Exercise prompt: All of the lines below are to be transcribed faithfully, with pictures excluded from the copy.

[Begin Records provided]

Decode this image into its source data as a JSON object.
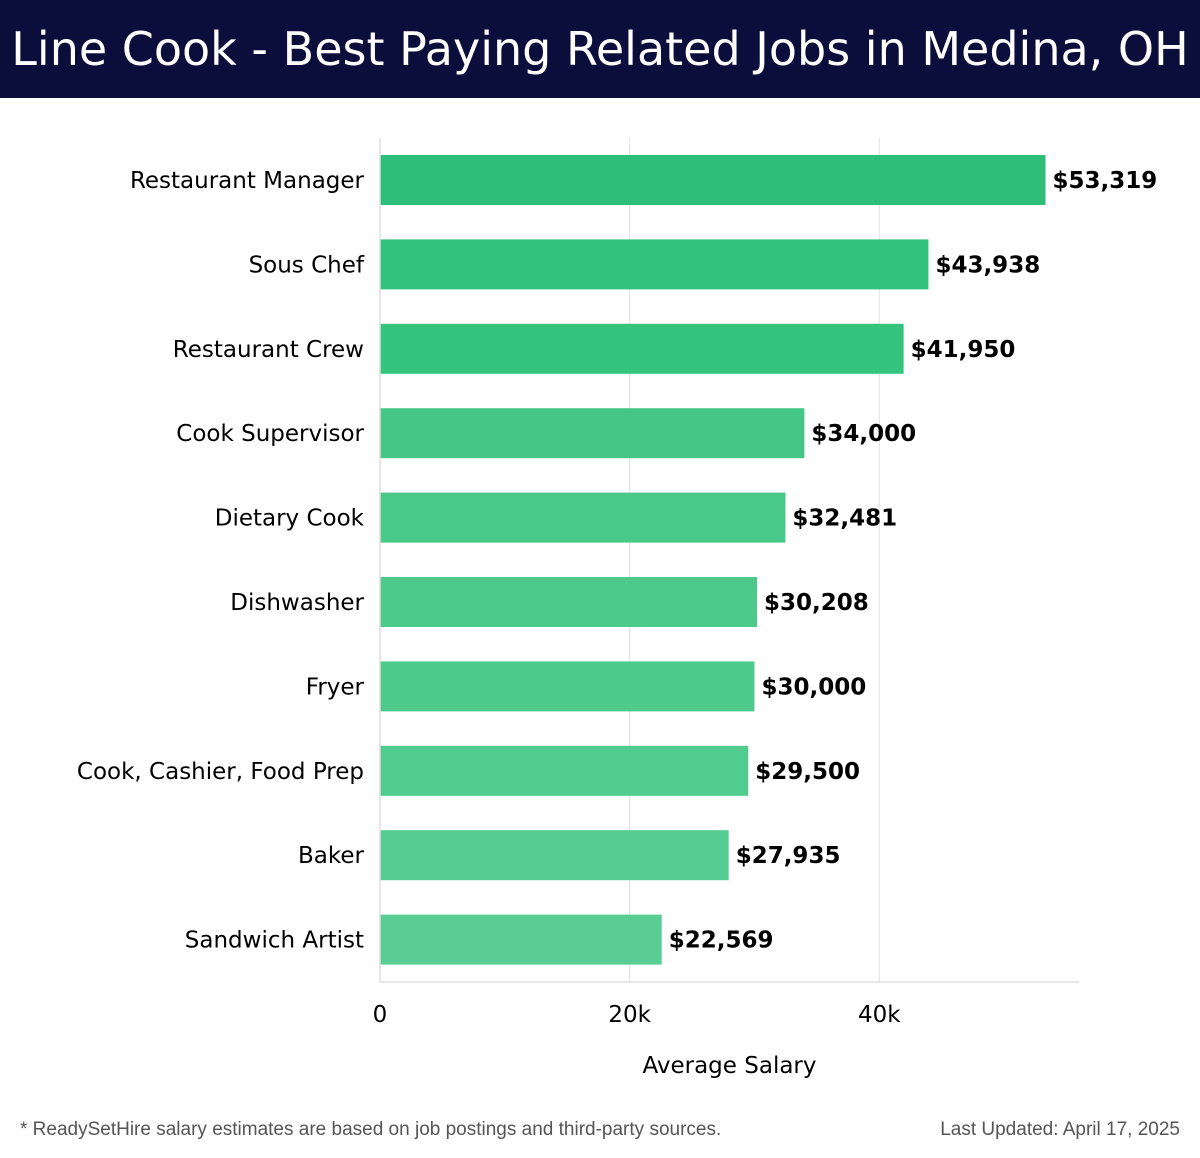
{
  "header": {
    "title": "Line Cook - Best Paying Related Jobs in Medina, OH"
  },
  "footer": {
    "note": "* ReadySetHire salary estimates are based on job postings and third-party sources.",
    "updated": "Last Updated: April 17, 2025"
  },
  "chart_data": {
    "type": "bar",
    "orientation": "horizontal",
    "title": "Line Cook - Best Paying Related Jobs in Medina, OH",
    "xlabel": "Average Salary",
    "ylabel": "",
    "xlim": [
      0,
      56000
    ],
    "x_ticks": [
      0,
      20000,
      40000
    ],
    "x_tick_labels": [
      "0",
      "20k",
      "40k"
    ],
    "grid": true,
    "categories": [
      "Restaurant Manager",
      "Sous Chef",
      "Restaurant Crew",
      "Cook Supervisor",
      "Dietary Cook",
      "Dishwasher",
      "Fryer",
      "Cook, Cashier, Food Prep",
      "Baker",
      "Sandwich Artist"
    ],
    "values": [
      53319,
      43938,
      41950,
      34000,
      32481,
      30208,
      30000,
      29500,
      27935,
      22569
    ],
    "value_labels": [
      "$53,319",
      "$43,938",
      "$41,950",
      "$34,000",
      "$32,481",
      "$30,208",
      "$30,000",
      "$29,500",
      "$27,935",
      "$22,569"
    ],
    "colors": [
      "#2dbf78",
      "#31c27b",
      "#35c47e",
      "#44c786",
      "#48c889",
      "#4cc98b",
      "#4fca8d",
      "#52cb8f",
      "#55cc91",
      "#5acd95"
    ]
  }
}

[End Records provided]

Response:
Decode this image into its source data as a JSON object.
{
  "header": {
    "title": "Line Cook - Best Paying Related Jobs in Medina, OH"
  },
  "footer": {
    "note": "* ReadySetHire salary estimates are based on job postings and third-party sources.",
    "updated": "Last Updated: April 17, 2025"
  },
  "chart_data": {
    "type": "bar",
    "orientation": "horizontal",
    "title": "Line Cook - Best Paying Related Jobs in Medina, OH",
    "xlabel": "Average Salary",
    "ylabel": "",
    "xlim": [
      0,
      56000
    ],
    "x_ticks": [
      0,
      20000,
      40000
    ],
    "x_tick_labels": [
      "0",
      "20k",
      "40k"
    ],
    "grid": true,
    "categories": [
      "Restaurant Manager",
      "Sous Chef",
      "Restaurant Crew",
      "Cook Supervisor",
      "Dietary Cook",
      "Dishwasher",
      "Fryer",
      "Cook, Cashier, Food Prep",
      "Baker",
      "Sandwich Artist"
    ],
    "values": [
      53319,
      43938,
      41950,
      34000,
      32481,
      30208,
      30000,
      29500,
      27935,
      22569
    ],
    "value_labels": [
      "$53,319",
      "$43,938",
      "$41,950",
      "$34,000",
      "$32,481",
      "$30,208",
      "$30,000",
      "$29,500",
      "$27,935",
      "$22,569"
    ],
    "colors": [
      "#2dbf78",
      "#31c27b",
      "#35c47e",
      "#44c786",
      "#48c889",
      "#4cc98b",
      "#4fca8d",
      "#52cb8f",
      "#55cc91",
      "#5acd95"
    ]
  }
}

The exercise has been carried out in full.